[Items from a dataset]
____
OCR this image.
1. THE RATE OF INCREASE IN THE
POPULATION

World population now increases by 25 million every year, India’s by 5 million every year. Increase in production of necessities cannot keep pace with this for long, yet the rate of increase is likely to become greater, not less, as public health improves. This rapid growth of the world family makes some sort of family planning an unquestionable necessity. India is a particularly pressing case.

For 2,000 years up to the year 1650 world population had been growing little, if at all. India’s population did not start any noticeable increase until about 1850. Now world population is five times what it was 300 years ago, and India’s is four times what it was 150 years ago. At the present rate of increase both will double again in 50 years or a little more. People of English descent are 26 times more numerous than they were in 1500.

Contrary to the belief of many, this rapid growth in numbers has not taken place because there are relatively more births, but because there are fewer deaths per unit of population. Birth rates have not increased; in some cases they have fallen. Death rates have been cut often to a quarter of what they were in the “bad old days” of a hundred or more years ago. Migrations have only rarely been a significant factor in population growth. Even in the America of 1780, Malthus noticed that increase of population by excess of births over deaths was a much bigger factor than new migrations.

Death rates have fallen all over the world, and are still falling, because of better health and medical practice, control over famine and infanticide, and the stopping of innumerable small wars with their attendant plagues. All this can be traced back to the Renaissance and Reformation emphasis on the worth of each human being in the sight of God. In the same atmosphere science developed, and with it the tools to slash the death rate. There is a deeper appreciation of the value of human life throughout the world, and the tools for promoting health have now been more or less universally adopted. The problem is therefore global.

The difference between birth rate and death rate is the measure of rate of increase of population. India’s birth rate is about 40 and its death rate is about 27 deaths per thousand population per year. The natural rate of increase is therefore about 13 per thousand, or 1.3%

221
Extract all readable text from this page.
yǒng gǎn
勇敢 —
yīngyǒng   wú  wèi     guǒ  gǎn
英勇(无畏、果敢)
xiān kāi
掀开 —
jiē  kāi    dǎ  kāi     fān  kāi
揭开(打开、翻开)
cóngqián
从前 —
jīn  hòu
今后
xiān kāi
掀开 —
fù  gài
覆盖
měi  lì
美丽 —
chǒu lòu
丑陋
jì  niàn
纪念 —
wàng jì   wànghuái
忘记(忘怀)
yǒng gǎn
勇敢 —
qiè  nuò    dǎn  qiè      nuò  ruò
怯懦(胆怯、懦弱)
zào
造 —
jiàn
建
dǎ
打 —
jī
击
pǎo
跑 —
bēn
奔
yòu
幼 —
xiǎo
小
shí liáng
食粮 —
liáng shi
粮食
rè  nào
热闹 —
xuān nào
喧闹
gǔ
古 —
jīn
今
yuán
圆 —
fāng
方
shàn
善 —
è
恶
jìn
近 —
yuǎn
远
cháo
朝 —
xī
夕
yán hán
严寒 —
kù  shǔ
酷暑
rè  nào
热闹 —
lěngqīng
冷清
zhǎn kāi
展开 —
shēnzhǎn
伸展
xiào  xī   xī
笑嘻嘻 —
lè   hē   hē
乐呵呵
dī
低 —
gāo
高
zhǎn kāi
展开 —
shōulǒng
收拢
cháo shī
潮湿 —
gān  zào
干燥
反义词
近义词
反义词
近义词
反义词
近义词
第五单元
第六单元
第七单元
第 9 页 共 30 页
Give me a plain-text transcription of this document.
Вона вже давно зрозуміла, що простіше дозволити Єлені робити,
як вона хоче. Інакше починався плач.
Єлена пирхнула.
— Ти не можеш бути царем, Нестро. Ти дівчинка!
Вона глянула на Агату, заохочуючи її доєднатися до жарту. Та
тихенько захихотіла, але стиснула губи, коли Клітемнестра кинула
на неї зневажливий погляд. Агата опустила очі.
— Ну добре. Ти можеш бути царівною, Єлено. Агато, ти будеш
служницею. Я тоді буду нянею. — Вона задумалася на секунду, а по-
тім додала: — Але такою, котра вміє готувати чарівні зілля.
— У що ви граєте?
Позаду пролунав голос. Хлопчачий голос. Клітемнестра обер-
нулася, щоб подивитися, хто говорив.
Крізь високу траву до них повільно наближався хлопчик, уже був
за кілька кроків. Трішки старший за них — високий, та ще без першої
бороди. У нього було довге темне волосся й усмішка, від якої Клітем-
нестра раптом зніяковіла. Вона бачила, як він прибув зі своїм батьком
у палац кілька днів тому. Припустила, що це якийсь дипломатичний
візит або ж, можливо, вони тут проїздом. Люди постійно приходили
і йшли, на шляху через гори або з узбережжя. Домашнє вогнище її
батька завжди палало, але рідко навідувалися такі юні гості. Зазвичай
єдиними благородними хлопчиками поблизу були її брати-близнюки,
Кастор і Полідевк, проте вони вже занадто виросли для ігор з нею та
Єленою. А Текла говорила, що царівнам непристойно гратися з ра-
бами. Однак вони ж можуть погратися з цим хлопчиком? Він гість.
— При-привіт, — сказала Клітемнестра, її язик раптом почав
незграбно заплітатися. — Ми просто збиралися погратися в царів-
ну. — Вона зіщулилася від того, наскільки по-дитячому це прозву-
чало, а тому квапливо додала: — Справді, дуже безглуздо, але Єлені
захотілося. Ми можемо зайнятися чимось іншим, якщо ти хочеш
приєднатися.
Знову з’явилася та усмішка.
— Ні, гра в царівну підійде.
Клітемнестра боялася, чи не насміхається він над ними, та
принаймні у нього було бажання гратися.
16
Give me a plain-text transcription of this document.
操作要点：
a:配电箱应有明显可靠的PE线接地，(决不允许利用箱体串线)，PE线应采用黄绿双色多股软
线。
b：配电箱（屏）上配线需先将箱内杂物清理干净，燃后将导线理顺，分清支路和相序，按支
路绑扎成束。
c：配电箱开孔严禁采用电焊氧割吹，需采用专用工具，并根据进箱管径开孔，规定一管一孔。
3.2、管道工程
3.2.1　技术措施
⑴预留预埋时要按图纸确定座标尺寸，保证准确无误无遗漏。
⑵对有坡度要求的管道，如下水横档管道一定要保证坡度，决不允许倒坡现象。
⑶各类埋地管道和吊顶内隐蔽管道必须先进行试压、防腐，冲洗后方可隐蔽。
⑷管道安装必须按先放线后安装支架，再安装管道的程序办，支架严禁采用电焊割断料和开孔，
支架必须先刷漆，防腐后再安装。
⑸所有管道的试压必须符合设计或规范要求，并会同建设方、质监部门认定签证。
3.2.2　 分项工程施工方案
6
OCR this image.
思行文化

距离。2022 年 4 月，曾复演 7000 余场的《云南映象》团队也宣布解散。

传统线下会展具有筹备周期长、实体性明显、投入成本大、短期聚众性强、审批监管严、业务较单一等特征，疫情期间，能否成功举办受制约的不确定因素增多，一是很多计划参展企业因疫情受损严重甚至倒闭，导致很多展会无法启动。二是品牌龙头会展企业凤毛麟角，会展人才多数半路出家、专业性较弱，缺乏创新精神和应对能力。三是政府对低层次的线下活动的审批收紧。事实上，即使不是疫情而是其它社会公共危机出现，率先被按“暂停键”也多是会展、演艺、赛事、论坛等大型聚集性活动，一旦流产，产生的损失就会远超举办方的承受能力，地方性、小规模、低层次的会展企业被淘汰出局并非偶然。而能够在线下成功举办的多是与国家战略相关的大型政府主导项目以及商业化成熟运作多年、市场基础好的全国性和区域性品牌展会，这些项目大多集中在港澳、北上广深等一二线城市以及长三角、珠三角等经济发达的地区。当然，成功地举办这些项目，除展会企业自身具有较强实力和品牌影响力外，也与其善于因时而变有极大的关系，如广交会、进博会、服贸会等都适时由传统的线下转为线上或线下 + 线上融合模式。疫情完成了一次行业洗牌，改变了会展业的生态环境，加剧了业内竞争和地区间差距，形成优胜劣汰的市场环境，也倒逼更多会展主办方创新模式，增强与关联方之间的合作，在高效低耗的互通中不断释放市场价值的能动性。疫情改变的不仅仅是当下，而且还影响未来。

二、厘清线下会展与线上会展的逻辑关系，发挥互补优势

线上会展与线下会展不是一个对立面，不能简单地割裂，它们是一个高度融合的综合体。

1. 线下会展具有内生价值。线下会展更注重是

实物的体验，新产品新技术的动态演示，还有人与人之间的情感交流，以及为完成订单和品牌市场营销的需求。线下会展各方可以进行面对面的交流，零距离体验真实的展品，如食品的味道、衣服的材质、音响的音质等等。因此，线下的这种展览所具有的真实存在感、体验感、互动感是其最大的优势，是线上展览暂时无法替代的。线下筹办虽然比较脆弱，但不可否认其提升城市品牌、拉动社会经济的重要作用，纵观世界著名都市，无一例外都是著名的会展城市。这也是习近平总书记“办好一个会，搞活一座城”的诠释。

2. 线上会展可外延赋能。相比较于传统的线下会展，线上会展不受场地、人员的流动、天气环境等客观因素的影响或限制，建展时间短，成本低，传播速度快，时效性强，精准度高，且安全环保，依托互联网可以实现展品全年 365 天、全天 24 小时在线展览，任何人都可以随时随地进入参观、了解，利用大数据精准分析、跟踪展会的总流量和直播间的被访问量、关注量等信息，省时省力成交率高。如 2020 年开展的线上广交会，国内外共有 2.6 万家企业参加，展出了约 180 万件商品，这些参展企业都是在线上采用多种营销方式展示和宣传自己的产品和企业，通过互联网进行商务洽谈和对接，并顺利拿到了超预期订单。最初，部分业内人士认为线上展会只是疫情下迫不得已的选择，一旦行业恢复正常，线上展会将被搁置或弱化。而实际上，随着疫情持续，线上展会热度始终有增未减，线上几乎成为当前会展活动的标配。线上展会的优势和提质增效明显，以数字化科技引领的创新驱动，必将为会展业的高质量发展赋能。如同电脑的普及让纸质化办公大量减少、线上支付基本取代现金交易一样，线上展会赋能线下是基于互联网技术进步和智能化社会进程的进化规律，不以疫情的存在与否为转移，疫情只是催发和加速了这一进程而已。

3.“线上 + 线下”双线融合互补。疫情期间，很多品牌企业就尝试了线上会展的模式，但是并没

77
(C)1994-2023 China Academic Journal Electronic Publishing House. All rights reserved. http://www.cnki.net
____
▸ STATED PROBLEM
Provide the count, and nothing else, of lines in the data above where the word "бути" occurs.

▸ SOLUTION FOR THIS TASK
2